== What you need to do ==
How many lines in these records hold the string "this"? State only that number.

== Source material ==
■ ■ ■

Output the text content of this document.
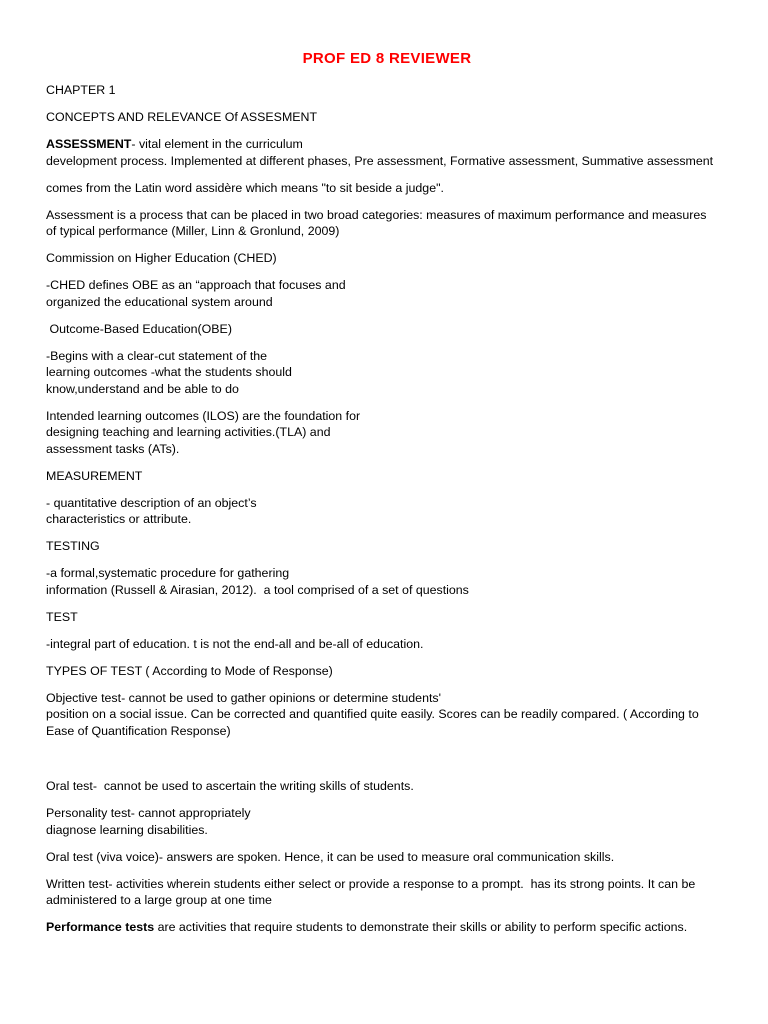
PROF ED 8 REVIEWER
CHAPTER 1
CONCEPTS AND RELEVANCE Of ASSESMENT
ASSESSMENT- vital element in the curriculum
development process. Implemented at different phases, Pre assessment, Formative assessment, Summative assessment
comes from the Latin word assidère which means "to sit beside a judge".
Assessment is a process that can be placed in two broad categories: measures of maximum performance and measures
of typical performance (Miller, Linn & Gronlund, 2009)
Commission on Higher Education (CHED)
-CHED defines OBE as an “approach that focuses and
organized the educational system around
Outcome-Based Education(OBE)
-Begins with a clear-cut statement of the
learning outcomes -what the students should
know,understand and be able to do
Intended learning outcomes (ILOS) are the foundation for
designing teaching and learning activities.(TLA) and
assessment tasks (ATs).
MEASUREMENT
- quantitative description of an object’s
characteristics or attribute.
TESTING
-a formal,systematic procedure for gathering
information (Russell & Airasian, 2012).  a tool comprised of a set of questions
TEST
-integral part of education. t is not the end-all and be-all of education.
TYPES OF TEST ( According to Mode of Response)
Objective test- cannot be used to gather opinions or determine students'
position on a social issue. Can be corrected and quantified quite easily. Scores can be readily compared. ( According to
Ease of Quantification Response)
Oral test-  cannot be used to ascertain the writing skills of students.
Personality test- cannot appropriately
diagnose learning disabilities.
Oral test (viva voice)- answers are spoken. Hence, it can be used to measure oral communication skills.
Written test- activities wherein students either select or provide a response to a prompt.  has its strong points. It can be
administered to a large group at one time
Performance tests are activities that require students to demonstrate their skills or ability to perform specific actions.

■ ■ ■

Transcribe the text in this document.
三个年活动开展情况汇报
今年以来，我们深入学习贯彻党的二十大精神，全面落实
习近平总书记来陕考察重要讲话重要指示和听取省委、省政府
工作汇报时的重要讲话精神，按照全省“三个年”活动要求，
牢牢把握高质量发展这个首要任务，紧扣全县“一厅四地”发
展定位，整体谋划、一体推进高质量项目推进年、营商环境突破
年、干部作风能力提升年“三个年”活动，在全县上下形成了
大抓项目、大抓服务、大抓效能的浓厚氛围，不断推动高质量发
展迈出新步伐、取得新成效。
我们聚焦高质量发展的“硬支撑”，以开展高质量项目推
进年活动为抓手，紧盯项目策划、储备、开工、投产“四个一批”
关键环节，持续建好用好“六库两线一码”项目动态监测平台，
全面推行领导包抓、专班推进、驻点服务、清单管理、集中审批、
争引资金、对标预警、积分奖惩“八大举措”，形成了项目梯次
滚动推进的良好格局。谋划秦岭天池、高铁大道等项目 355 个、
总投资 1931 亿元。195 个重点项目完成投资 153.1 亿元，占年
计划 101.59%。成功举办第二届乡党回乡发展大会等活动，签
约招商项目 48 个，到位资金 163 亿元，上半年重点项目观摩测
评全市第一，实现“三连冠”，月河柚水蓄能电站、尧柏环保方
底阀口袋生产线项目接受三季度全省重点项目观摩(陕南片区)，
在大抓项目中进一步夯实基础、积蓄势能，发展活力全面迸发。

■ ■ ■

== Task result ==
2